== Dataset ==
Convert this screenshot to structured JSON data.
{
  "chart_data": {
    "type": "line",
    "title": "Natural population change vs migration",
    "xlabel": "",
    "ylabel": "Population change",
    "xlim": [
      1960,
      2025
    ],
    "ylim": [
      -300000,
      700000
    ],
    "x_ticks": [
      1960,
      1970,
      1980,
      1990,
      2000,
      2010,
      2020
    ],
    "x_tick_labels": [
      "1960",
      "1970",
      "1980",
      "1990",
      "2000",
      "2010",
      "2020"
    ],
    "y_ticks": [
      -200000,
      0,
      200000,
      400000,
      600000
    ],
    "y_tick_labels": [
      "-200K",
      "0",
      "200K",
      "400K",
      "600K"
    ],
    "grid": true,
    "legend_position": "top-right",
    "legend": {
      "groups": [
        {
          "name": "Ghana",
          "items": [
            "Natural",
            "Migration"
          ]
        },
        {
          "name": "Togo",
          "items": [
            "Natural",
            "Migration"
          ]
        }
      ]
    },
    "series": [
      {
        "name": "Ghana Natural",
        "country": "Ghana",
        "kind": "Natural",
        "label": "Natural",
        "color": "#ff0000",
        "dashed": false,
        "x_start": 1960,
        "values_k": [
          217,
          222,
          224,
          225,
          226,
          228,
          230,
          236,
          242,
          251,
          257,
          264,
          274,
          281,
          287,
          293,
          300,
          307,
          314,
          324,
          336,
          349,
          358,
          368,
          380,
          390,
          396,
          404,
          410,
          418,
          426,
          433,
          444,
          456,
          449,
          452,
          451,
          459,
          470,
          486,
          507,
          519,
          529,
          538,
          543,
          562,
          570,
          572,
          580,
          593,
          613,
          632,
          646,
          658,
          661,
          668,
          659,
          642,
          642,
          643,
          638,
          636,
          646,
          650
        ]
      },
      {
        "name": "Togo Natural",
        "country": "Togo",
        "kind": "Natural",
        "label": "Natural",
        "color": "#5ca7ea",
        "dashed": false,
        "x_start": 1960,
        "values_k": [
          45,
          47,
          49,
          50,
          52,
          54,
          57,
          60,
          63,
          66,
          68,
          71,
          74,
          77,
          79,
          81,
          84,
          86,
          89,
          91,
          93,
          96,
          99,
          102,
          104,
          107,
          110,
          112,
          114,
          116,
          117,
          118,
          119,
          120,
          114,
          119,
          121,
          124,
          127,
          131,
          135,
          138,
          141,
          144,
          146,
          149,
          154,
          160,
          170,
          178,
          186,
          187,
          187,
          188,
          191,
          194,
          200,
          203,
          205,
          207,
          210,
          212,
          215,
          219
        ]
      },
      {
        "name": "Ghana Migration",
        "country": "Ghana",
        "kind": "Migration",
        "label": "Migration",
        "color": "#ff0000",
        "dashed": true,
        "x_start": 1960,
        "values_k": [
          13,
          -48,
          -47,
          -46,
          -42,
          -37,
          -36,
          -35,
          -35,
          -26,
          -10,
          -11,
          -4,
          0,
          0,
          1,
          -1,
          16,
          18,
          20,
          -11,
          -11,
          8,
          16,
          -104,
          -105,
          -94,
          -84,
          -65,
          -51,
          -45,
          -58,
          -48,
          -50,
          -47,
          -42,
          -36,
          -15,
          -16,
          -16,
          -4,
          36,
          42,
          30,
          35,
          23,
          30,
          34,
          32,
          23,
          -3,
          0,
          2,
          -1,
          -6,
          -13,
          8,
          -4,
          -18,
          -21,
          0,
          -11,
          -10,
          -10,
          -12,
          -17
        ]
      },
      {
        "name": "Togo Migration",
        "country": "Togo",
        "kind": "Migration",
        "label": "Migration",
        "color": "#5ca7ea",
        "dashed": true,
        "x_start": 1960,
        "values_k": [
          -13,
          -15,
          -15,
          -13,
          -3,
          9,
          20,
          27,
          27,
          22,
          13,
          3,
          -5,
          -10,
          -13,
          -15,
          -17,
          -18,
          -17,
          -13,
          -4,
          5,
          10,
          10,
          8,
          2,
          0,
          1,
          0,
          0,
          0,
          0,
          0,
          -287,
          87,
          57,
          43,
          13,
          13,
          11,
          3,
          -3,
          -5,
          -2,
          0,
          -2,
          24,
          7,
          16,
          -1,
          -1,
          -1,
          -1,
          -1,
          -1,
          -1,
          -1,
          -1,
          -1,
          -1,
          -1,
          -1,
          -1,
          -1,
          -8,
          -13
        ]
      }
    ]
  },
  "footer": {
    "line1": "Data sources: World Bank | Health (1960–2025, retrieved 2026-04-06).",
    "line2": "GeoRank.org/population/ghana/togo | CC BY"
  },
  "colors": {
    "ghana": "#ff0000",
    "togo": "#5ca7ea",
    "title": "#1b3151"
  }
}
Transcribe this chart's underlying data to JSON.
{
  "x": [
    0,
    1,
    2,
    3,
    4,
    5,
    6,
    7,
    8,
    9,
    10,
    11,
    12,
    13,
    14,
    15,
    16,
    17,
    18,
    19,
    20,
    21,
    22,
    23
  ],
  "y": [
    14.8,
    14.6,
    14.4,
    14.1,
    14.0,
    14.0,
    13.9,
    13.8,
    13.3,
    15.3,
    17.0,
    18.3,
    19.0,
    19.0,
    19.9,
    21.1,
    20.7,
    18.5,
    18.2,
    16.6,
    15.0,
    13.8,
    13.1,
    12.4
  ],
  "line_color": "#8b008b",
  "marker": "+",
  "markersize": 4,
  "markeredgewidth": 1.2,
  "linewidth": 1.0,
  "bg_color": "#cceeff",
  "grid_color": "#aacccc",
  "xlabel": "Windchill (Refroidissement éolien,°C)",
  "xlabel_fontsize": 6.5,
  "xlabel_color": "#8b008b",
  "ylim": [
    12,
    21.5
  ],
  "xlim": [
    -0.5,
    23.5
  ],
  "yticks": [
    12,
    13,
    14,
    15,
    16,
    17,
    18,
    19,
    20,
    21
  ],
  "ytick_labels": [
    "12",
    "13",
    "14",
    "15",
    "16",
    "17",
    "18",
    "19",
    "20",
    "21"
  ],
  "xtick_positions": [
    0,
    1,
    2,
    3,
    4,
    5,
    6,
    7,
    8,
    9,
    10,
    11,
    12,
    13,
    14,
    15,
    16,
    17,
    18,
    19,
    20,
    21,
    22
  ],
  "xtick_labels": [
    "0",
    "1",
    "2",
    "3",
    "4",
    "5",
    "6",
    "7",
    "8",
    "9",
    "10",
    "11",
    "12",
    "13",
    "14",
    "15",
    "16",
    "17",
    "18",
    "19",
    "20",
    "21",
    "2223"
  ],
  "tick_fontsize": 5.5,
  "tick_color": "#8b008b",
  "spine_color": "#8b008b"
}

== Prompt ==
All of the material above needs to be retyped word for word.

== Output of the task ==
Convert this screenshot to structured JSON data.
{
  "chart_data": {
    "type": "line",
    "title": "Natural population change vs migration",
    "xlabel": "",
    "ylabel": "Population change",
    "xlim": [
      1960,
      2025
    ],
    "ylim": [
      -300000,
      700000
    ],
    "x_ticks": [
      1960,
      1970,
      1980,
      1990,
      2000,
      2010,
      2020
    ],
    "x_tick_labels": [
      "1960",
      "1970",
      "1980",
      "1990",
      "2000",
      "2010",
      "2020"
    ],
    "y_ticks": [
      -200000,
      0,
      200000,
      400000,
      600000
    ],
    "y_tick_labels": [
      "-200K",
      "0",
      "200K",
      "400K",
      "600K"
    ],
    "grid": true,
    "legend_position": "top-right",
    "legend": {
      "groups": [
        {
          "name": "Ghana",
          "items": [
            "Natural",
            "Migration"
          ]
        },
        {
          "name": "Togo",
          "items": [
            "Natural",
            "Migration"
          ]
        }
      ]
    },
    "series": [
      {
        "name": "Ghana Natural",
        "country": "Ghana",
        "kind": "Natural",
        "label": "Natural",
        "color": "#ff0000",
        "dashed": false,
        "x_start": 1960,
        "values_k": [
          217,
          222,
          224,
          225,
          226,
          228,
          230,
          236,
          242,
          251,
          257,
          264,
          274,
          281,
          287,
          293,
          300,
          307,
          314,
          324,
          336,
          349,
          358,
          368,
          380,
          390,
          396,
          404,
          410,
          418,
          426,
          433,
          444,
          456,
          449,
          452,
          451,
          459,
          470,
          486,
          507,
          519,
          529,
          538,
          543,
          562,
          570,
          572,
          580,
          593,
          613,
          632,
          646,
          658,
          661,
          668,
          659,
          642,
          642,
          643,
          638,
          636,
          646,
          650
        ]
      },
      {
        "name": "Togo Natural",
        "country": "Togo",
        "kind": "Natural",
        "label": "Natural",
        "color": "#5ca7ea",
        "dashed": false,
        "x_start": 1960,
        "values_k": [
          45,
          47,
          49,
          50,
          52,
          54,
          57,
          60,
          63,
          66,
          68,
          71,
          74,
          77,
          79,
          81,
          84,
          86,
          89,
          91,
          93,
          96,
          99,
          102,
          104,
          107,
          110,
          112,
          114,
          116,
          117,
          118,
          119,
          120,
          114,
          119,
          121,
          124,
          127,
          131,
          135,
          138,
          141,
          144,
          146,
          149,
          154,
          160,
          170,
          178,
          186,
          187,
          187,
          188,
          191,
          194,
          200,
          203,
          205,
          207,
          210,
          212,
          215,
          219
        ]
      },
      {
        "name": "Ghana Migration",
        "country": "Ghana",
        "kind": "Migration",
        "label": "Migration",
        "color": "#ff0000",
        "dashed": true,
        "x_start": 1960,
        "values_k": [
          13,
          -48,
          -47,
          -46,
          -42,
          -37,
          -36,
          -35,
          -35,
          -26,
          -10,
          -11,
          -4,
          0,
          0,
          1,
          -1,
          16,
          18,
          20,
          -11,
          -11,
          8,
          16,
          -104,
          -105,
          -94,
          -84,
          -65,
          -51,
          -45,
          -58,
          -48,
          -50,
          -47,
          -42,
          -36,
          -15,
          -16,
          -16,
          -4,
          36,
          42,
          30,
          35,
          23,
          30,
          34,
          32,
          23,
          -3,
          0,
          2,
          -1,
          -6,
          -13,
          8,
          -4,
          -18,
          -21,
          0,
          -11,
          -10,
          -10,
          -12,
          -17
        ]
      },
      {
        "name": "Togo Migration",
        "country": "Togo",
        "kind": "Migration",
        "label": "Migration",
        "color": "#5ca7ea",
        "dashed": true,
        "x_start": 1960,
        "values_k": [
          -13,
          -15,
          -15,
          -13,
          -3,
          9,
          20,
          27,
          27,
          22,
          13,
          3,
          -5,
          -10,
          -13,
          -15,
          -17,
          -18,
          -17,
          -13,
          -4,
          5,
          10,
          10,
          8,
          2,
          0,
          1,
          0,
          0,
          0,
          0,
          0,
          -287,
          87,
          57,
          43,
          13,
          13,
          11,
          3,
          -3,
          -5,
          -2,
          0,
          -2,
          24,
          7,
          16,
          -1,
          -1,
          -1,
          -1,
          -1,
          -1,
          -1,
          -1,
          -1,
          -1,
          -1,
          -1,
          -1,
          -1,
          -1,
          -8,
          -13
        ]
      }
    ]
  },
  "footer": {
    "line1": "Data sources: World Bank | Health (1960–2025, retrieved 2026-04-06).",
    "line2": "GeoRank.org/population/ghana/togo | CC BY"
  },
  "colors": {
    "ghana": "#ff0000",
    "togo": "#5ca7ea",
    "title": "#1b3151"
  }
}
Transcribe this chart's underlying data to JSON.
{
  "x": [
    0,
    1,
    2,
    3,
    4,
    5,
    6,
    7,
    8,
    9,
    10,
    11,
    12,
    13,
    14,
    15,
    16,
    17,
    18,
    19,
    20,
    21,
    22,
    23
  ],
  "y": [
    14.8,
    14.6,
    14.4,
    14.1,
    14.0,
    14.0,
    13.9,
    13.8,
    13.3,
    15.3,
    17.0,
    18.3,
    19.0,
    19.0,
    19.9,
    21.1,
    20.7,
    18.5,
    18.2,
    16.6,
    15.0,
    13.8,
    13.1,
    12.4
  ],
  "line_color": "#8b008b",
  "marker": "+",
  "markersize": 4,
  "markeredgewidth": 1.2,
  "linewidth": 1.0,
  "bg_color": "#cceeff",
  "grid_color": "#aacccc",
  "xlabel": "Windchill (Refroidissement éolien,°C)",
  "xlabel_fontsize": 6.5,
  "xlabel_color": "#8b008b",
  "ylim": [
    12,
    21.5
  ],
  "xlim": [
    -0.5,
    23.5
  ],
  "yticks": [
    12,
    13,
    14,
    15,
    16,
    17,
    18,
    19,
    20,
    21
  ],
  "ytick_labels": [
    "12",
    "13",
    "14",
    "15",
    "16",
    "17",
    "18",
    "19",
    "20",
    "21"
  ],
  "xtick_positions": [
    0,
    1,
    2,
    3,
    4,
    5,
    6,
    7,
    8,
    9,
    10,
    11,
    12,
    13,
    14,
    15,
    16,
    17,
    18,
    19,
    20,
    21,
    22
  ],
  "xtick_labels": [
    "0",
    "1",
    "2",
    "3",
    "4",
    "5",
    "6",
    "7",
    "8",
    "9",
    "10",
    "11",
    "12",
    "13",
    "14",
    "15",
    "16",
    "17",
    "18",
    "19",
    "20",
    "21",
    "2223"
  ],
  "tick_fontsize": 5.5,
  "tick_color": "#8b008b",
  "spine_color": "#8b008b"
}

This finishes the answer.